### Records to use:
○ ○ ○ ○

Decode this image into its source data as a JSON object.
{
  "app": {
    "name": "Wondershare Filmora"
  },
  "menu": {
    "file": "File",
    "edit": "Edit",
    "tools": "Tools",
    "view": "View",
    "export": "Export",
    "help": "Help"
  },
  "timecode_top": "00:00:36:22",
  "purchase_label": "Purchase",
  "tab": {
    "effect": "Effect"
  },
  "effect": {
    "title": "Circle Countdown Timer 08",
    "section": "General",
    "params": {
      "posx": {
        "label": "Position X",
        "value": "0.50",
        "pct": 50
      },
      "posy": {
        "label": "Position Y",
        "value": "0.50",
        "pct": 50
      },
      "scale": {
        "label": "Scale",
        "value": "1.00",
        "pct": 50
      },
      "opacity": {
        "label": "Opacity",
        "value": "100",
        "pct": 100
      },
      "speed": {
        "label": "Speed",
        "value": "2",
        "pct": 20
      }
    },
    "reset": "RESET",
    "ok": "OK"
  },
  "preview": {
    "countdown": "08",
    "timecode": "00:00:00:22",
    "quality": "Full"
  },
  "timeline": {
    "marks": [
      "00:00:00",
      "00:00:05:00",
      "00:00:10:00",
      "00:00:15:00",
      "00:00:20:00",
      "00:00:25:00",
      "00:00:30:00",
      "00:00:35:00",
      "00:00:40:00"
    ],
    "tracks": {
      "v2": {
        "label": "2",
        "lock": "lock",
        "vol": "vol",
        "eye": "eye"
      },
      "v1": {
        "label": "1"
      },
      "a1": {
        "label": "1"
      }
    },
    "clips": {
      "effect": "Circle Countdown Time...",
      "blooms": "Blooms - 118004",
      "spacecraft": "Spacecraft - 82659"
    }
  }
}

○ ○ ○ ○

### Task brief:
Only lines with "effect" are wanted here; list each of them.

### Solved exercise:
    "effect": "Effect"
  "effect": {
      "effect": "Circle Countdown Time...",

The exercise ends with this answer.